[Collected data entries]
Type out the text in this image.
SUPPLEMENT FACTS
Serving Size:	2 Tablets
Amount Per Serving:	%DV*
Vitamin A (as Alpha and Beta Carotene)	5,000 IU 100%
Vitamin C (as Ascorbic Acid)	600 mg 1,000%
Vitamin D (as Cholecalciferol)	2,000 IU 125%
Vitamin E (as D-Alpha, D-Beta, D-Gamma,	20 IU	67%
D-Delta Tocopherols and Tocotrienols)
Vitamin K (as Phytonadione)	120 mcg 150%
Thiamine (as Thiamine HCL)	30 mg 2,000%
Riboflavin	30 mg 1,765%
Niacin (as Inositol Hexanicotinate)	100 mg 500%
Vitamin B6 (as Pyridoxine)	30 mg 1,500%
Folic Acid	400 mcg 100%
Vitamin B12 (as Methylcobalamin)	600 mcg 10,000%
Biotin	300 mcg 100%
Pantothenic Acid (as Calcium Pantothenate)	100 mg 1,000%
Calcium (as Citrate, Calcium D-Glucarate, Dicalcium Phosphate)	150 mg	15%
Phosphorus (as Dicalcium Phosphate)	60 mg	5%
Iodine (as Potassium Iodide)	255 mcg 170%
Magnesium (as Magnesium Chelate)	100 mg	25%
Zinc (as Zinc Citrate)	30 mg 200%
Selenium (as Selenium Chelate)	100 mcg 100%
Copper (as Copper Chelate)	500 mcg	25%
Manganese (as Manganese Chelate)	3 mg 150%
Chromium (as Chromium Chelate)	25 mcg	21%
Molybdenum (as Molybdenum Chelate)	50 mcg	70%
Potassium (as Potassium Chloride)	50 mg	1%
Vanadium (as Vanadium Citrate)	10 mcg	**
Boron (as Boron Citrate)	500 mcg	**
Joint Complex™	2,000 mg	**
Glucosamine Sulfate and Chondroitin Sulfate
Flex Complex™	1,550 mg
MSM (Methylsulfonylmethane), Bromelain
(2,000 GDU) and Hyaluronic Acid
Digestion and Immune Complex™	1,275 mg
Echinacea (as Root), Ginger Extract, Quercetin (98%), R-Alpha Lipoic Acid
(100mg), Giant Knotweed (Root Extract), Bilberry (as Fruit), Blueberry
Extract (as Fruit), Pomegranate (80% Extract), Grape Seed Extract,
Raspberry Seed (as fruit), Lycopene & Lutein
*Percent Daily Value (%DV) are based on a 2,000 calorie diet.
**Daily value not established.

DIRECTIVE:
In the material above, show every line where the word "Acid" turns up.

RESULT OF THIS TASK:
Vitamin C (as Ascorbic Acid)	600 mg 1,000%
Folic Acid	400 mcg 100%
Pantothenic Acid (as Calcium Pantothenate)	100 mg 1,000%
(2,000 GDU) and Hyaluronic Acid
Echinacea (as Root), Ginger Extract, Quercetin (98%), R-Alpha Lipoic Acid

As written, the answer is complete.